• Required work: Return the listing below word for word.

• Records contained in a dataset:

════════

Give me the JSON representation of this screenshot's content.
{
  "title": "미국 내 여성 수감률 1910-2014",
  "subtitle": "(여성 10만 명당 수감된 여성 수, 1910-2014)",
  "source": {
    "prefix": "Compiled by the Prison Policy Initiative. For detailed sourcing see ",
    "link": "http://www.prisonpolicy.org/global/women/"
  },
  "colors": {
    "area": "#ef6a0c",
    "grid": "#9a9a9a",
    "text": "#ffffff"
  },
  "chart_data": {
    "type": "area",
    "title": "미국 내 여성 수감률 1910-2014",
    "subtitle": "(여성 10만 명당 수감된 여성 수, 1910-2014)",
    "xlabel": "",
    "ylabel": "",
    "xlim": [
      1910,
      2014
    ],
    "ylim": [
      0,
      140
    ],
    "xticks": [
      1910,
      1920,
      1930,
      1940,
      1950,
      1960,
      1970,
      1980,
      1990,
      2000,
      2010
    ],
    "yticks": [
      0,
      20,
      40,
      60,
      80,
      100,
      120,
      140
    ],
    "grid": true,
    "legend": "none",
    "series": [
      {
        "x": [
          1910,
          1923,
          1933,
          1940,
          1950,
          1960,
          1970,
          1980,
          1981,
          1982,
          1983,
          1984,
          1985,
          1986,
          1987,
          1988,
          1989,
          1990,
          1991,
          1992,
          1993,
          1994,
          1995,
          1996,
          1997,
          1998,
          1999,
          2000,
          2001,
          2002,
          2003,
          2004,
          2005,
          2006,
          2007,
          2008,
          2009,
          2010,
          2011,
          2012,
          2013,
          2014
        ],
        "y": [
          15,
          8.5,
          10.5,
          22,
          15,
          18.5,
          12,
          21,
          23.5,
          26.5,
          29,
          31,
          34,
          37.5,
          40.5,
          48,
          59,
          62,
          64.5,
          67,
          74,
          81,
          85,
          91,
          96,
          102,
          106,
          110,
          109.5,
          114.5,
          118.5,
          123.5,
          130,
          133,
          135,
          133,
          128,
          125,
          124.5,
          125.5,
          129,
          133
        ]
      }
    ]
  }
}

════════

• Result below:
Give me the JSON representation of this screenshot's content.
{
  "title": "미국 내 여성 수감률 1910-2014",
  "subtitle": "(여성 10만 명당 수감된 여성 수, 1910-2014)",
  "source": {
    "prefix": "Compiled by the Prison Policy Initiative. For detailed sourcing see ",
    "link": "http://www.prisonpolicy.org/global/women/"
  },
  "colors": {
    "area": "#ef6a0c",
    "grid": "#9a9a9a",
    "text": "#ffffff"
  },
  "chart_data": {
    "type": "area",
    "title": "미국 내 여성 수감률 1910-2014",
    "subtitle": "(여성 10만 명당 수감된 여성 수, 1910-2014)",
    "xlabel": "",
    "ylabel": "",
    "xlim": [
      1910,
      2014
    ],
    "ylim": [
      0,
      140
    ],
    "xticks": [
      1910,
      1920,
      1930,
      1940,
      1950,
      1960,
      1970,
      1980,
      1990,
      2000,
      2010
    ],
    "yticks": [
      0,
      20,
      40,
      60,
      80,
      100,
      120,
      140
    ],
    "grid": true,
    "legend": "none",
    "series": [
      {
        "x": [
          1910,
          1923,
          1933,
          1940,
          1950,
          1960,
          1970,
          1980,
          1981,
          1982,
          1983,
          1984,
          1985,
          1986,
          1987,
          1988,
          1989,
          1990,
          1991,
          1992,
          1993,
          1994,
          1995,
          1996,
          1997,
          1998,
          1999,
          2000,
          2001,
          2002,
          2003,
          2004,
          2005,
          2006,
          2007,
          2008,
          2009,
          2010,
          2011,
          2012,
          2013,
          2014
        ],
        "y": [
          15,
          8.5,
          10.5,
          22,
          15,
          18.5,
          12,
          21,
          23.5,
          26.5,
          29,
          31,
          34,
          37.5,
          40.5,
          48,
          59,
          62,
          64.5,
          67,
          74,
          81,
          85,
          91,
          96,
          102,
          106,
          110,
          109.5,
          114.5,
          118.5,
          123.5,
          130,
          133,
          135,
          133,
          128,
          125,
          124.5,
          125.5,
          129,
          133
        ]
      }
    ]
  }
}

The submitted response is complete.